** start of Exercise materials **

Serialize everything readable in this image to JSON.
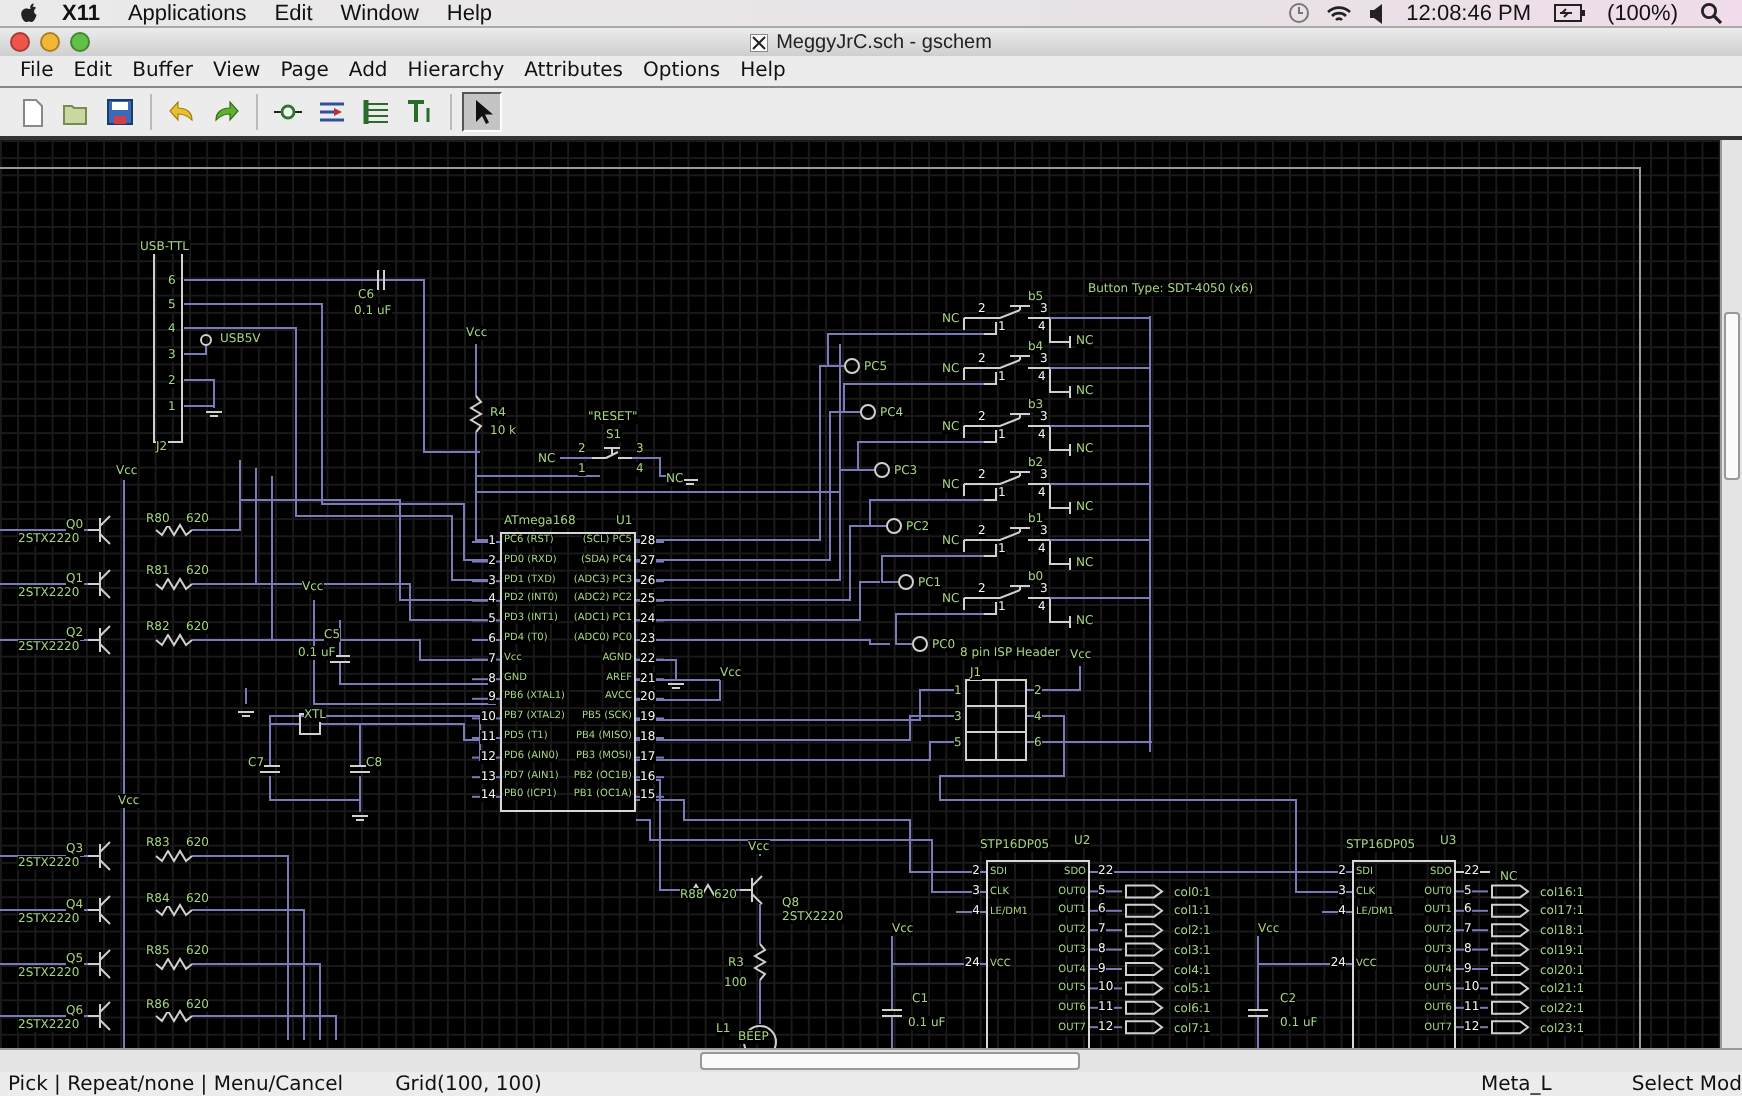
{
  "system_menubar": {
    "items": [
      "X11",
      "Applications",
      "Edit",
      "Window",
      "Help"
    ],
    "clock": "12:08:46 PM",
    "battery": "(100%)"
  },
  "window": {
    "title": "MeggyJrC.sch - gschem"
  },
  "menu": [
    "File",
    "Edit",
    "Buffer",
    "View",
    "Page",
    "Add",
    "Hierarchy",
    "Attributes",
    "Options",
    "Help"
  ],
  "toolbar": [
    {
      "kind": "new",
      "selected": false
    },
    {
      "kind": "open",
      "selected": false
    },
    {
      "kind": "save",
      "selected": false
    },
    {
      "kind": "sep"
    },
    {
      "kind": "undo",
      "selected": false
    },
    {
      "kind": "redo",
      "selected": false
    },
    {
      "kind": "sep"
    },
    {
      "kind": "component",
      "selected": false
    },
    {
      "kind": "net",
      "selected": false
    },
    {
      "kind": "bus",
      "selected": false
    },
    {
      "kind": "text",
      "selected": false
    },
    {
      "kind": "sep"
    },
    {
      "kind": "select",
      "selected": true
    }
  ],
  "schematic": {
    "labels": [
      "USB-TTL",
      "6",
      "5",
      "4",
      "3",
      "2",
      "1",
      "USB5V",
      "J2",
      "C6",
      "0.1 uF",
      "Vcc",
      "R4",
      "10 k",
      "\"RESET\"",
      "S1",
      "NC",
      "2",
      "3",
      "1",
      "4",
      "NC",
      "Vcc",
      "Q0",
      "2STX2220",
      "R80",
      "620",
      "Q1",
      "2STX2220",
      "R81",
      "620",
      "Q2",
      "2STX2220",
      "R82",
      "620",
      "Vcc",
      "C5",
      "0.1 uF",
      "XTL",
      "C7",
      "C8",
      "Vcc",
      "Q3",
      "2STX2220",
      "R83",
      "620",
      "Q4",
      "2STX2220",
      "R84",
      "620",
      "Q5",
      "2STX2220",
      "R85",
      "620",
      "Q6",
      "2STX2220",
      "R86",
      "620",
      "Vcc",
      "R88",
      "620",
      "Vcc",
      "Q8",
      "2STX2220",
      "R3",
      "100",
      "L1",
      "BEEP",
      "Button Type: SDT-4050 (x6)",
      "PC5",
      "PC4",
      "PC3",
      "PC2",
      "PC1",
      "PC0",
      "8 pin ISP Header",
      "J1",
      "Vcc",
      "1",
      "2",
      "3",
      "4",
      "5",
      "6",
      "NC",
      "Vcc",
      "C1",
      "0.1 uF",
      "Vcc",
      "C2",
      "0.1 uF"
    ],
    "switches": [
      {
        "ref": "b5",
        "pins": [
          "2",
          "1",
          "3",
          "4"
        ],
        "nc": [
          "NC",
          "NC"
        ]
      },
      {
        "ref": "b4",
        "pins": [
          "2",
          "1",
          "3",
          "4"
        ],
        "nc": [
          "NC",
          "NC"
        ]
      },
      {
        "ref": "b3",
        "pins": [
          "2",
          "1",
          "3",
          "4"
        ],
        "nc": [
          "NC",
          "NC"
        ]
      },
      {
        "ref": "b2",
        "pins": [
          "2",
          "1",
          "3",
          "4"
        ],
        "nc": [
          "NC",
          "NC"
        ]
      },
      {
        "ref": "b1",
        "pins": [
          "2",
          "1",
          "3",
          "4"
        ],
        "nc": [
          "NC",
          "NC"
        ]
      },
      {
        "ref": "b0",
        "pins": [
          "2",
          "1",
          "3",
          "4"
        ],
        "nc": [
          "NC",
          "NC"
        ]
      }
    ],
    "mcu": {
      "name": "ATmega168",
      "ref": "U1",
      "left_pins": [
        {
          "num": "1",
          "name": "PC6 (RST)"
        },
        {
          "num": "2",
          "name": "PD0 (RXD)"
        },
        {
          "num": "3",
          "name": "PD1 (TXD)"
        },
        {
          "num": "4",
          "name": "PD2 (INT0)"
        },
        {
          "num": "5",
          "name": "PD3 (INT1)"
        },
        {
          "num": "6",
          "name": "PD4 (T0)"
        },
        {
          "num": "7",
          "name": "Vcc"
        },
        {
          "num": "8",
          "name": "GND"
        },
        {
          "num": "9",
          "name": "PB6 (XTAL1)"
        },
        {
          "num": "10",
          "name": "PB7 (XTAL2)"
        },
        {
          "num": "11",
          "name": "PD5 (T1)"
        },
        {
          "num": "12",
          "name": "PD6 (AIN0)"
        },
        {
          "num": "13",
          "name": "PD7 (AIN1)"
        },
        {
          "num": "14",
          "name": "PB0 (ICP1)"
        }
      ],
      "right_pins": [
        {
          "num": "28",
          "name": "(SCL) PC5"
        },
        {
          "num": "27",
          "name": "(SDA) PC4"
        },
        {
          "num": "26",
          "name": "(ADC3) PC3"
        },
        {
          "num": "25",
          "name": "(ADC2) PC2"
        },
        {
          "num": "24",
          "name": "(ADC1) PC1"
        },
        {
          "num": "23",
          "name": "(ADC0) PC0"
        },
        {
          "num": "22",
          "name": "AGND"
        },
        {
          "num": "21",
          "name": "AREF"
        },
        {
          "num": "20",
          "name": "AVCC"
        },
        {
          "num": "19",
          "name": "PB5 (SCK)"
        },
        {
          "num": "18",
          "name": "PB4 (MISO)"
        },
        {
          "num": "17",
          "name": "PB3 (MOSI)"
        },
        {
          "num": "16",
          "name": "PB2 (OC1B)"
        },
        {
          "num": "15",
          "name": "PB1 (OC1A)"
        }
      ]
    },
    "drivers": [
      {
        "name": "STP16DP05",
        "ref": "U2",
        "left_pins": [
          {
            "num": "2",
            "name": "SDI"
          },
          {
            "num": "3",
            "name": "CLK"
          },
          {
            "num": "4",
            "name": "LE/DM1"
          },
          {
            "num": "24",
            "name": "VCC"
          }
        ],
        "right_pins": [
          {
            "num": "22",
            "name": "SDO"
          },
          {
            "num": "5",
            "name": "OUT0"
          },
          {
            "num": "6",
            "name": "OUT1"
          },
          {
            "num": "7",
            "name": "OUT2"
          },
          {
            "num": "8",
            "name": "OUT3"
          },
          {
            "num": "9",
            "name": "OUT4"
          },
          {
            "num": "10",
            "name": "OUT5"
          },
          {
            "num": "11",
            "name": "OUT6"
          },
          {
            "num": "12",
            "name": "OUT7"
          }
        ],
        "outputs": [
          "col0:1",
          "col1:1",
          "col2:1",
          "col3:1",
          "col4:1",
          "col5:1",
          "col6:1",
          "col7:1"
        ]
      },
      {
        "name": "STP16DP05",
        "ref": "U3",
        "left_pins": [
          {
            "num": "2",
            "name": "SDI"
          },
          {
            "num": "3",
            "name": "CLK"
          },
          {
            "num": "4",
            "name": "LE/DM1"
          },
          {
            "num": "24",
            "name": "VCC"
          }
        ],
        "right_pins": [
          {
            "num": "22",
            "name": "SDO"
          },
          {
            "num": "5",
            "name": "OUT0"
          },
          {
            "num": "6",
            "name": "OUT1"
          },
          {
            "num": "7",
            "name": "OUT2"
          },
          {
            "num": "8",
            "name": "OUT3"
          },
          {
            "num": "9",
            "name": "OUT4"
          },
          {
            "num": "10",
            "name": "OUT5"
          },
          {
            "num": "11",
            "name": "OUT6"
          },
          {
            "num": "12",
            "name": "OUT7"
          }
        ],
        "outputs": [
          "col16:1",
          "col17:1",
          "col18:1",
          "col19:1",
          "col20:1",
          "col21:1",
          "col22:1",
          "col23:1"
        ]
      }
    ]
  },
  "status_bar": {
    "hints": "Pick | Repeat/none | Menu/Cancel",
    "grid": "Grid(100, 100)",
    "key": "Meta_L",
    "mode": "Select Mod"
  }
}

** end of Exercise materials **

Instruction:
Repeat the material above in full and exactly, omitting the pictures.

Response below:
Serialize everything readable in this image to JSON.
{
  "system_menubar": {
    "items": [
      "X11",
      "Applications",
      "Edit",
      "Window",
      "Help"
    ],
    "clock": "12:08:46 PM",
    "battery": "(100%)"
  },
  "window": {
    "title": "MeggyJrC.sch - gschem"
  },
  "menu": [
    "File",
    "Edit",
    "Buffer",
    "View",
    "Page",
    "Add",
    "Hierarchy",
    "Attributes",
    "Options",
    "Help"
  ],
  "toolbar": [
    {
      "kind": "new",
      "selected": false
    },
    {
      "kind": "open",
      "selected": false
    },
    {
      "kind": "save",
      "selected": false
    },
    {
      "kind": "sep"
    },
    {
      "kind": "undo",
      "selected": false
    },
    {
      "kind": "redo",
      "selected": false
    },
    {
      "kind": "sep"
    },
    {
      "kind": "component",
      "selected": false
    },
    {
      "kind": "net",
      "selected": false
    },
    {
      "kind": "bus",
      "selected": false
    },
    {
      "kind": "text",
      "selected": false
    },
    {
      "kind": "sep"
    },
    {
      "kind": "select",
      "selected": true
    }
  ],
  "schematic": {
    "labels": [
      "USB-TTL",
      "6",
      "5",
      "4",
      "3",
      "2",
      "1",
      "USB5V",
      "J2",
      "C6",
      "0.1 uF",
      "Vcc",
      "R4",
      "10 k",
      "\"RESET\"",
      "S1",
      "NC",
      "2",
      "3",
      "1",
      "4",
      "NC",
      "Vcc",
      "Q0",
      "2STX2220",
      "R80",
      "620",
      "Q1",
      "2STX2220",
      "R81",
      "620",
      "Q2",
      "2STX2220",
      "R82",
      "620",
      "Vcc",
      "C5",
      "0.1 uF",
      "XTL",
      "C7",
      "C8",
      "Vcc",
      "Q3",
      "2STX2220",
      "R83",
      "620",
      "Q4",
      "2STX2220",
      "R84",
      "620",
      "Q5",
      "2STX2220",
      "R85",
      "620",
      "Q6",
      "2STX2220",
      "R86",
      "620",
      "Vcc",
      "R88",
      "620",
      "Vcc",
      "Q8",
      "2STX2220",
      "R3",
      "100",
      "L1",
      "BEEP",
      "Button Type: SDT-4050 (x6)",
      "PC5",
      "PC4",
      "PC3",
      "PC2",
      "PC1",
      "PC0",
      "8 pin ISP Header",
      "J1",
      "Vcc",
      "1",
      "2",
      "3",
      "4",
      "5",
      "6",
      "NC",
      "Vcc",
      "C1",
      "0.1 uF",
      "Vcc",
      "C2",
      "0.1 uF"
    ],
    "switches": [
      {
        "ref": "b5",
        "pins": [
          "2",
          "1",
          "3",
          "4"
        ],
        "nc": [
          "NC",
          "NC"
        ]
      },
      {
        "ref": "b4",
        "pins": [
          "2",
          "1",
          "3",
          "4"
        ],
        "nc": [
          "NC",
          "NC"
        ]
      },
      {
        "ref": "b3",
        "pins": [
          "2",
          "1",
          "3",
          "4"
        ],
        "nc": [
          "NC",
          "NC"
        ]
      },
      {
        "ref": "b2",
        "pins": [
          "2",
          "1",
          "3",
          "4"
        ],
        "nc": [
          "NC",
          "NC"
        ]
      },
      {
        "ref": "b1",
        "pins": [
          "2",
          "1",
          "3",
          "4"
        ],
        "nc": [
          "NC",
          "NC"
        ]
      },
      {
        "ref": "b0",
        "pins": [
          "2",
          "1",
          "3",
          "4"
        ],
        "nc": [
          "NC",
          "NC"
        ]
      }
    ],
    "mcu": {
      "name": "ATmega168",
      "ref": "U1",
      "left_pins": [
        {
          "num": "1",
          "name": "PC6 (RST)"
        },
        {
          "num": "2",
          "name": "PD0 (RXD)"
        },
        {
          "num": "3",
          "name": "PD1 (TXD)"
        },
        {
          "num": "4",
          "name": "PD2 (INT0)"
        },
        {
          "num": "5",
          "name": "PD3 (INT1)"
        },
        {
          "num": "6",
          "name": "PD4 (T0)"
        },
        {
          "num": "7",
          "name": "Vcc"
        },
        {
          "num": "8",
          "name": "GND"
        },
        {
          "num": "9",
          "name": "PB6 (XTAL1)"
        },
        {
          "num": "10",
          "name": "PB7 (XTAL2)"
        },
        {
          "num": "11",
          "name": "PD5 (T1)"
        },
        {
          "num": "12",
          "name": "PD6 (AIN0)"
        },
        {
          "num": "13",
          "name": "PD7 (AIN1)"
        },
        {
          "num": "14",
          "name": "PB0 (ICP1)"
        }
      ],
      "right_pins": [
        {
          "num": "28",
          "name": "(SCL) PC5"
        },
        {
          "num": "27",
          "name": "(SDA) PC4"
        },
        {
          "num": "26",
          "name": "(ADC3) PC3"
        },
        {
          "num": "25",
          "name": "(ADC2) PC2"
        },
        {
          "num": "24",
          "name": "(ADC1) PC1"
        },
        {
          "num": "23",
          "name": "(ADC0) PC0"
        },
        {
          "num": "22",
          "name": "AGND"
        },
        {
          "num": "21",
          "name": "AREF"
        },
        {
          "num": "20",
          "name": "AVCC"
        },
        {
          "num": "19",
          "name": "PB5 (SCK)"
        },
        {
          "num": "18",
          "name": "PB4 (MISO)"
        },
        {
          "num": "17",
          "name": "PB3 (MOSI)"
        },
        {
          "num": "16",
          "name": "PB2 (OC1B)"
        },
        {
          "num": "15",
          "name": "PB1 (OC1A)"
        }
      ]
    },
    "drivers": [
      {
        "name": "STP16DP05",
        "ref": "U2",
        "left_pins": [
          {
            "num": "2",
            "name": "SDI"
          },
          {
            "num": "3",
            "name": "CLK"
          },
          {
            "num": "4",
            "name": "LE/DM1"
          },
          {
            "num": "24",
            "name": "VCC"
          }
        ],
        "right_pins": [
          {
            "num": "22",
            "name": "SDO"
          },
          {
            "num": "5",
            "name": "OUT0"
          },
          {
            "num": "6",
            "name": "OUT1"
          },
          {
            "num": "7",
            "name": "OUT2"
          },
          {
            "num": "8",
            "name": "OUT3"
          },
          {
            "num": "9",
            "name": "OUT4"
          },
          {
            "num": "10",
            "name": "OUT5"
          },
          {
            "num": "11",
            "name": "OUT6"
          },
          {
            "num": "12",
            "name": "OUT7"
          }
        ],
        "outputs": [
          "col0:1",
          "col1:1",
          "col2:1",
          "col3:1",
          "col4:1",
          "col5:1",
          "col6:1",
          "col7:1"
        ]
      },
      {
        "name": "STP16DP05",
        "ref": "U3",
        "left_pins": [
          {
            "num": "2",
            "name": "SDI"
          },
          {
            "num": "3",
            "name": "CLK"
          },
          {
            "num": "4",
            "name": "LE/DM1"
          },
          {
            "num": "24",
            "name": "VCC"
          }
        ],
        "right_pins": [
          {
            "num": "22",
            "name": "SDO"
          },
          {
            "num": "5",
            "name": "OUT0"
          },
          {
            "num": "6",
            "name": "OUT1"
          },
          {
            "num": "7",
            "name": "OUT2"
          },
          {
            "num": "8",
            "name": "OUT3"
          },
          {
            "num": "9",
            "name": "OUT4"
          },
          {
            "num": "10",
            "name": "OUT5"
          },
          {
            "num": "11",
            "name": "OUT6"
          },
          {
            "num": "12",
            "name": "OUT7"
          }
        ],
        "outputs": [
          "col16:1",
          "col17:1",
          "col18:1",
          "col19:1",
          "col20:1",
          "col21:1",
          "col22:1",
          "col23:1"
        ]
      }
    ]
  },
  "status_bar": {
    "hints": "Pick | Repeat/none | Menu/Cancel",
    "grid": "Grid(100, 100)",
    "key": "Meta_L",
    "mode": "Select Mod"
  }
}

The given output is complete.